Exercise directions –
Write out the records word for word, with no pictures.

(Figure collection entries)
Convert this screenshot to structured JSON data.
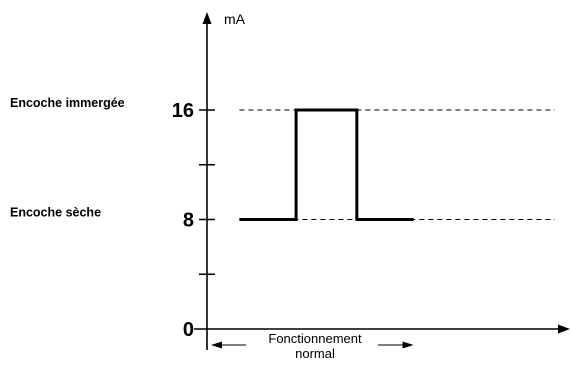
{
  "chart_data": {
    "type": "line",
    "title": "",
    "xlabel": "",
    "ylabel": "mA",
    "ylim": [
      0,
      20
    ],
    "y_ticks": [
      4,
      8,
      12,
      16
    ],
    "y_tick_labels": [
      {
        "value": 0,
        "text": "0"
      },
      {
        "value": 8,
        "text": "8"
      },
      {
        "value": 16,
        "text": "16"
      }
    ],
    "level_labels": [
      {
        "value": 16,
        "text": "Encoche immergée"
      },
      {
        "value": 8,
        "text": "Encoche sèche"
      }
    ],
    "reference_lines": [
      {
        "value": 16,
        "style": "dashed"
      },
      {
        "value": 8,
        "style": "dashed"
      }
    ],
    "x_range": [
      0,
      10
    ],
    "series": [
      {
        "points": [
          [
            0.8,
            8
          ],
          [
            2.2,
            8
          ],
          [
            2.2,
            16
          ],
          [
            3.7,
            16
          ],
          [
            3.7,
            8
          ],
          [
            5.1,
            8
          ]
        ]
      }
    ],
    "span_annotation": {
      "from": 0,
      "to": 5.1,
      "line1": "Fonctionnement",
      "line2": "normal"
    }
  }
}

Answer for this exercise –
Convert this screenshot to structured JSON data.
{
  "chart_data": {
    "type": "line",
    "title": "",
    "xlabel": "",
    "ylabel": "mA",
    "ylim": [
      0,
      20
    ],
    "y_ticks": [
      4,
      8,
      12,
      16
    ],
    "y_tick_labels": [
      {
        "value": 0,
        "text": "0"
      },
      {
        "value": 8,
        "text": "8"
      },
      {
        "value": 16,
        "text": "16"
      }
    ],
    "level_labels": [
      {
        "value": 16,
        "text": "Encoche immergée"
      },
      {
        "value": 8,
        "text": "Encoche sèche"
      }
    ],
    "reference_lines": [
      {
        "value": 16,
        "style": "dashed"
      },
      {
        "value": 8,
        "style": "dashed"
      }
    ],
    "x_range": [
      0,
      10
    ],
    "series": [
      {
        "points": [
          [
            0.8,
            8
          ],
          [
            2.2,
            8
          ],
          [
            2.2,
            16
          ],
          [
            3.7,
            16
          ],
          [
            3.7,
            8
          ],
          [
            5.1,
            8
          ]
        ]
      }
    ],
    "span_annotation": {
      "from": 0,
      "to": 5.1,
      "line1": "Fonctionnement",
      "line2": "normal"
    }
  }
}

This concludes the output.